Data supplied ->
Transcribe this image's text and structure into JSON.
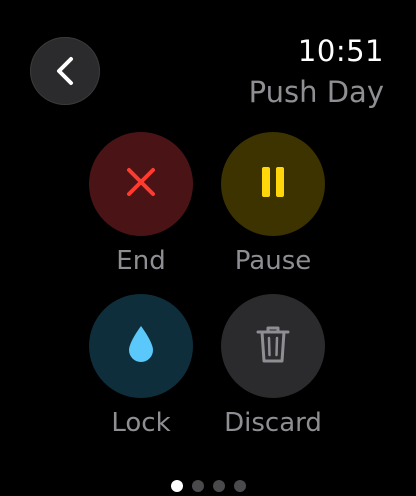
{
  "status": {
    "time": "10:51",
    "workout_title": "Push Day"
  },
  "navigation": {
    "back_icon": "chevron-left-icon"
  },
  "actions": [
    {
      "id": "end",
      "label": "End",
      "icon": "x-mark-icon",
      "bg_color": "#4a1416",
      "icon_color": "#ff3b30"
    },
    {
      "id": "pause",
      "label": "Pause",
      "icon": "pause-icon",
      "bg_color": "#3d3300",
      "icon_color": "#ffd60a"
    },
    {
      "id": "lock",
      "label": "Lock",
      "icon": "water-drop-icon",
      "bg_color": "#0f2e3b",
      "icon_color": "#5ac8fa"
    },
    {
      "id": "discard",
      "label": "Discard",
      "icon": "trash-icon",
      "bg_color": "#2b2b2d",
      "icon_color": "#8e8e93"
    }
  ],
  "pager": {
    "page_count": 4,
    "current_page": 1
  }
}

Work required -> Restate the data above exactly, stripping out each image.

Result for this task ->
Transcribe this image's text and structure into JSON.
{
  "status": {
    "time": "10:51",
    "workout_title": "Push Day"
  },
  "navigation": {
    "back_icon": "chevron-left-icon"
  },
  "actions": [
    {
      "id": "end",
      "label": "End",
      "icon": "x-mark-icon",
      "bg_color": "#4a1416",
      "icon_color": "#ff3b30"
    },
    {
      "id": "pause",
      "label": "Pause",
      "icon": "pause-icon",
      "bg_color": "#3d3300",
      "icon_color": "#ffd60a"
    },
    {
      "id": "lock",
      "label": "Lock",
      "icon": "water-drop-icon",
      "bg_color": "#0f2e3b",
      "icon_color": "#5ac8fa"
    },
    {
      "id": "discard",
      "label": "Discard",
      "icon": "trash-icon",
      "bg_color": "#2b2b2d",
      "icon_color": "#8e8e93"
    }
  ],
  "pager": {
    "page_count": 4,
    "current_page": 1
  }
}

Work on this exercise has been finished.